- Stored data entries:
________________
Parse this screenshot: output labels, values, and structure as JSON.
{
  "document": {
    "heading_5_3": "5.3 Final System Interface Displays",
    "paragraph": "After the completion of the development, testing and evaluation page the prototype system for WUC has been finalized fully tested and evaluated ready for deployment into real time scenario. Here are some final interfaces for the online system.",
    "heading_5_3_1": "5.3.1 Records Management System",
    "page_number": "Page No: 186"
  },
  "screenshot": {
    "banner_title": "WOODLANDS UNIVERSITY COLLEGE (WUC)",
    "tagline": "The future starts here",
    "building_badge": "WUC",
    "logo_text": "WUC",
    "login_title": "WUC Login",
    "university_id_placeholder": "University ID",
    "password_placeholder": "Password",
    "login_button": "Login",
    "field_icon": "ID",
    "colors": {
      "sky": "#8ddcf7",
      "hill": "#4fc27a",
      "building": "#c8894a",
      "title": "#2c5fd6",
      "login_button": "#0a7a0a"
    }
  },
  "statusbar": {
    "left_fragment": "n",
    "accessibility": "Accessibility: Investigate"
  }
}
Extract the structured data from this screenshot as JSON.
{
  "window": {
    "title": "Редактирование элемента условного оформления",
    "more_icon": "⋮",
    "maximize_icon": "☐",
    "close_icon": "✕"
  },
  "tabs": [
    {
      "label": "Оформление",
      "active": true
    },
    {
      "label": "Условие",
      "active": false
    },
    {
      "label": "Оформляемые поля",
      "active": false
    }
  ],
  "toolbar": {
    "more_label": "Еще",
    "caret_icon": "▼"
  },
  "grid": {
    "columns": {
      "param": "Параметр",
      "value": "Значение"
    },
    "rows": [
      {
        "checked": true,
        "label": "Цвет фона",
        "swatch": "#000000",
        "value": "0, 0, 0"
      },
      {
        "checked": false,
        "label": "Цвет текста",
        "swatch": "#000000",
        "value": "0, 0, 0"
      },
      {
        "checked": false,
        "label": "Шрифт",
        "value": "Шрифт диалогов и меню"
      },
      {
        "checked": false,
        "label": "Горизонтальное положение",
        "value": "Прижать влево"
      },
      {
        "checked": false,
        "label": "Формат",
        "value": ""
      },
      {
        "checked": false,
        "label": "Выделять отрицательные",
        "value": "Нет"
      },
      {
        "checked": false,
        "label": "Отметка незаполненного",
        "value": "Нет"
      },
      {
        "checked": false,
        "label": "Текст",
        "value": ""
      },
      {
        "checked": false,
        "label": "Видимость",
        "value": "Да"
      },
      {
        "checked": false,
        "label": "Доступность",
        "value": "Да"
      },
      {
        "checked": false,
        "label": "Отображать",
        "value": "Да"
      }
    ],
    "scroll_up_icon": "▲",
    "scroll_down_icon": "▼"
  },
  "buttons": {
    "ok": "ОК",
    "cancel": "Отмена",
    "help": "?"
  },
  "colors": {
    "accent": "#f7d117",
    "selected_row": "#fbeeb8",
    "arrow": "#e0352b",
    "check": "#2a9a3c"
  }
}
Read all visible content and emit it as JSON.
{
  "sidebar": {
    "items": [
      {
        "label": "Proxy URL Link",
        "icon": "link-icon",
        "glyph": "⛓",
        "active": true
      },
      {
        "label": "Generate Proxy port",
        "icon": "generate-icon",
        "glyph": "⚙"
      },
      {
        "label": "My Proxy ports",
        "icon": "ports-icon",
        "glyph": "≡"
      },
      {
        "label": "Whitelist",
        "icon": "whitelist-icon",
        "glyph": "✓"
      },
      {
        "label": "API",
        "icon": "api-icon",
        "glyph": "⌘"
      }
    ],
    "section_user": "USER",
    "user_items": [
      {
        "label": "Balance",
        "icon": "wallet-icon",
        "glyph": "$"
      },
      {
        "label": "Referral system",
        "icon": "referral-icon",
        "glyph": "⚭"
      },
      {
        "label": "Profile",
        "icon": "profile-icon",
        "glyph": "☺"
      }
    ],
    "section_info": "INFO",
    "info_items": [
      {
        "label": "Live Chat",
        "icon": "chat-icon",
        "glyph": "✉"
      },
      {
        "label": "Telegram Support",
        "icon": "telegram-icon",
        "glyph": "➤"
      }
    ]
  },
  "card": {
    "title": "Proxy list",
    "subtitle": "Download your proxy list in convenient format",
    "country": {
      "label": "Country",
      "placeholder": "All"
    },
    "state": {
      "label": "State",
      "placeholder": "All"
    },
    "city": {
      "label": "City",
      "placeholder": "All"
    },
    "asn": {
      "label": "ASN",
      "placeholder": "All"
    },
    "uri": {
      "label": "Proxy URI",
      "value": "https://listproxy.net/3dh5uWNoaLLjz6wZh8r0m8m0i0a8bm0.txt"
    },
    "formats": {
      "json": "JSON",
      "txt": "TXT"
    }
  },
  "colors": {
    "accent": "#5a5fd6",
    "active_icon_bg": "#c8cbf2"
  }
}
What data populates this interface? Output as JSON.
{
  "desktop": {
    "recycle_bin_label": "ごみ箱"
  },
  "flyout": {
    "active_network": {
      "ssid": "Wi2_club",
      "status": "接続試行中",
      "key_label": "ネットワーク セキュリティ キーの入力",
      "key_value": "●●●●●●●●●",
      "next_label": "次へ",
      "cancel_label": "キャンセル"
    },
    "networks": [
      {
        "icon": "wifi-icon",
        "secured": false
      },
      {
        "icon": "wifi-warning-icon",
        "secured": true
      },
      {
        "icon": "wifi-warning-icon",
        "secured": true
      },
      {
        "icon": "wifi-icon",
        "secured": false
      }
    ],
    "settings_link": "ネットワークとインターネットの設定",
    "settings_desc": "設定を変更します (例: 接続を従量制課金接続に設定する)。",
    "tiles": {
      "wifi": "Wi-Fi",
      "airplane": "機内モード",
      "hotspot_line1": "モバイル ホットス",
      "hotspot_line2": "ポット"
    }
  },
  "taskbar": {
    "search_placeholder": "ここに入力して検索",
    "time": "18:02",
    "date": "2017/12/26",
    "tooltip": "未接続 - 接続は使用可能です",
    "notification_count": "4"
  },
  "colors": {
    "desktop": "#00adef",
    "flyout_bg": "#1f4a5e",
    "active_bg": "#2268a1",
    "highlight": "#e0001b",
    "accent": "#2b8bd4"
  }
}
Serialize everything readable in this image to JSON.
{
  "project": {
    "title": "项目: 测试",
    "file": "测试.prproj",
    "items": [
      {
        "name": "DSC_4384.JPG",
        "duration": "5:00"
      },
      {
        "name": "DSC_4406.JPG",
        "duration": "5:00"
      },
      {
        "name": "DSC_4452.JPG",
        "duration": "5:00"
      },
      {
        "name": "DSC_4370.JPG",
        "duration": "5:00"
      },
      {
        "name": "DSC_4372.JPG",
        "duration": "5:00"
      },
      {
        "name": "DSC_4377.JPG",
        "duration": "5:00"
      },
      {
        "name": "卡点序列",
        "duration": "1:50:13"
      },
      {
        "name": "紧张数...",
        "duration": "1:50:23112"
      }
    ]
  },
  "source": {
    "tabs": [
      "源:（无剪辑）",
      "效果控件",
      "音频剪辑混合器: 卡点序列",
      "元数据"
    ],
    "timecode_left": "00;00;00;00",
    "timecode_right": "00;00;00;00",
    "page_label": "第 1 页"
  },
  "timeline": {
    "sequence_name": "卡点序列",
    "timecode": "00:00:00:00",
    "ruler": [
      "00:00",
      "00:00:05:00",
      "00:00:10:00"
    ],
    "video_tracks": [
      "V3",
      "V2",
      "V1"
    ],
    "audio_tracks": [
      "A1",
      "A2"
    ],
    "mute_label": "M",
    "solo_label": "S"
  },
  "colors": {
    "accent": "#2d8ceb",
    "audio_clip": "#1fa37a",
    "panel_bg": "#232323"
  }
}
________________
- Directions: Print all of the entries exactly as they appear.

- Answer for this exercise:
Parse this screenshot: output labels, values, and structure as JSON.
{
  "document": {
    "heading_5_3": "5.3 Final System Interface Displays",
    "paragraph": "After the completion of the development, testing and evaluation page the prototype system for WUC has been finalized fully tested and evaluated ready for deployment into real time scenario. Here are some final interfaces for the online system.",
    "heading_5_3_1": "5.3.1 Records Management System",
    "page_number": "Page No: 186"
  },
  "screenshot": {
    "banner_title": "WOODLANDS UNIVERSITY COLLEGE (WUC)",
    "tagline": "The future starts here",
    "building_badge": "WUC",
    "logo_text": "WUC",
    "login_title": "WUC Login",
    "university_id_placeholder": "University ID",
    "password_placeholder": "Password",
    "login_button": "Login",
    "field_icon": "ID",
    "colors": {
      "sky": "#8ddcf7",
      "hill": "#4fc27a",
      "building": "#c8894a",
      "title": "#2c5fd6",
      "login_button": "#0a7a0a"
    }
  },
  "statusbar": {
    "left_fragment": "n",
    "accessibility": "Accessibility: Investigate"
  }
}
Extract the structured data from this screenshot as JSON.
{
  "window": {
    "title": "Редактирование элемента условного оформления",
    "more_icon": "⋮",
    "maximize_icon": "☐",
    "close_icon": "✕"
  },
  "tabs": [
    {
      "label": "Оформление",
      "active": true
    },
    {
      "label": "Условие",
      "active": false
    },
    {
      "label": "Оформляемые поля",
      "active": false
    }
  ],
  "toolbar": {
    "more_label": "Еще",
    "caret_icon": "▼"
  },
  "grid": {
    "columns": {
      "param": "Параметр",
      "value": "Значение"
    },
    "rows": [
      {
        "checked": true,
        "label": "Цвет фона",
        "swatch": "#000000",
        "value": "0, 0, 0"
      },
      {
        "checked": false,
        "label": "Цвет текста",
        "swatch": "#000000",
        "value": "0, 0, 0"
      },
      {
        "checked": false,
        "label": "Шрифт",
        "value": "Шрифт диалогов и меню"
      },
      {
        "checked": false,
        "label": "Горизонтальное положение",
        "value": "Прижать влево"
      },
      {
        "checked": false,
        "label": "Формат",
        "value": ""
      },
      {
        "checked": false,
        "label": "Выделять отрицательные",
        "value": "Нет"
      },
      {
        "checked": false,
        "label": "Отметка незаполненного",
        "value": "Нет"
      },
      {
        "checked": false,
        "label": "Текст",
        "value": ""
      },
      {
        "checked": false,
        "label": "Видимость",
        "value": "Да"
      },
      {
        "checked": false,
        "label": "Доступность",
        "value": "Да"
      },
      {
        "checked": false,
        "label": "Отображать",
        "value": "Да"
      }
    ],
    "scroll_up_icon": "▲",
    "scroll_down_icon": "▼"
  },
  "buttons": {
    "ok": "ОК",
    "cancel": "Отмена",
    "help": "?"
  },
  "colors": {
    "accent": "#f7d117",
    "selected_row": "#fbeeb8",
    "arrow": "#e0352b",
    "check": "#2a9a3c"
  }
}
Read all visible content and emit it as JSON.
{
  "sidebar": {
    "items": [
      {
        "label": "Proxy URL Link",
        "icon": "link-icon",
        "glyph": "⛓",
        "active": true
      },
      {
        "label": "Generate Proxy port",
        "icon": "generate-icon",
        "glyph": "⚙"
      },
      {
        "label": "My Proxy ports",
        "icon": "ports-icon",
        "glyph": "≡"
      },
      {
        "label": "Whitelist",
        "icon": "whitelist-icon",
        "glyph": "✓"
      },
      {
        "label": "API",
        "icon": "api-icon",
        "glyph": "⌘"
      }
    ],
    "section_user": "USER",
    "user_items": [
      {
        "label": "Balance",
        "icon": "wallet-icon",
        "glyph": "$"
      },
      {
        "label": "Referral system",
        "icon": "referral-icon",
        "glyph": "⚭"
      },
      {
        "label": "Profile",
        "icon": "profile-icon",
        "glyph": "☺"
      }
    ],
    "section_info": "INFO",
    "info_items": [
      {
        "label": "Live Chat",
        "icon": "chat-icon",
        "glyph": "✉"
      },
      {
        "label": "Telegram Support",
        "icon": "telegram-icon",
        "glyph": "➤"
      }
    ]
  },
  "card": {
    "title": "Proxy list",
    "subtitle": "Download your proxy list in convenient format",
    "country": {
      "label": "Country",
      "placeholder": "All"
    },
    "state": {
      "label": "State",
      "placeholder": "All"
    },
    "city": {
      "label": "City",
      "placeholder": "All"
    },
    "asn": {
      "label": "ASN",
      "placeholder": "All"
    },
    "uri": {
      "label": "Proxy URI",
      "value": "https://listproxy.net/3dh5uWNoaLLjz6wZh8r0m8m0i0a8bm0.txt"
    },
    "formats": {
      "json": "JSON",
      "txt": "TXT"
    }
  },
  "colors": {
    "accent": "#5a5fd6",
    "active_icon_bg": "#c8cbf2"
  }
}
What data populates this interface? Output as JSON.
{
  "desktop": {
    "recycle_bin_label": "ごみ箱"
  },
  "flyout": {
    "active_network": {
      "ssid": "Wi2_club",
      "status": "接続試行中",
      "key_label": "ネットワーク セキュリティ キーの入力",
      "key_value": "●●●●●●●●●",
      "next_label": "次へ",
      "cancel_label": "キャンセル"
    },
    "networks": [
      {
        "icon": "wifi-icon",
        "secured": false
      },
      {
        "icon": "wifi-warning-icon",
        "secured": true
      },
      {
        "icon": "wifi-warning-icon",
        "secured": true
      },
      {
        "icon": "wifi-icon",
        "secured": false
      }
    ],
    "settings_link": "ネットワークとインターネットの設定",
    "settings_desc": "設定を変更します (例: 接続を従量制課金接続に設定する)。",
    "tiles": {
      "wifi": "Wi-Fi",
      "airplane": "機内モード",
      "hotspot_line1": "モバイル ホットス",
      "hotspot_line2": "ポット"
    }
  },
  "taskbar": {
    "search_placeholder": "ここに入力して検索",
    "time": "18:02",
    "date": "2017/12/26",
    "tooltip": "未接続 - 接続は使用可能です",
    "notification_count": "4"
  },
  "colors": {
    "desktop": "#00adef",
    "flyout_bg": "#1f4a5e",
    "active_bg": "#2268a1",
    "highlight": "#e0001b",
    "accent": "#2b8bd4"
  }
}
Serialize everything readable in this image to JSON.
{
  "project": {
    "title": "项目: 测试",
    "file": "测试.prproj",
    "items": [
      {
        "name": "DSC_4384.JPG",
        "duration": "5:00"
      },
      {
        "name": "DSC_4406.JPG",
        "duration": "5:00"
      },
      {
        "name": "DSC_4452.JPG",
        "duration": "5:00"
      },
      {
        "name": "DSC_4370.JPG",
        "duration": "5:00"
      },
      {
        "name": "DSC_4372.JPG",
        "duration": "5:00"
      },
      {
        "name": "DSC_4377.JPG",
        "duration": "5:00"
      },
      {
        "name": "卡点序列",
        "duration": "1:50:13"
      },
      {
        "name": "紧张数...",
        "duration": "1:50:23112"
      }
    ]
  },
  "source": {
    "tabs": [
      "源:（无剪辑）",
      "效果控件",
      "音频剪辑混合器: 卡点序列",
      "元数据"
    ],
    "timecode_left": "00;00;00;00",
    "timecode_right": "00;00;00;00",
    "page_label": "第 1 页"
  },
  "timeline": {
    "sequence_name": "卡点序列",
    "timecode": "00:00:00:00",
    "ruler": [
      "00:00",
      "00:00:05:00",
      "00:00:10:00"
    ],
    "video_tracks": [
      "V3",
      "V2",
      "V1"
    ],
    "audio_tracks": [
      "A1",
      "A2"
    ],
    "mute_label": "M",
    "solo_label": "S"
  },
  "colors": {
    "accent": "#2d8ceb",
    "audio_clip": "#1fa37a",
    "panel_bg": "#232323"
  }
}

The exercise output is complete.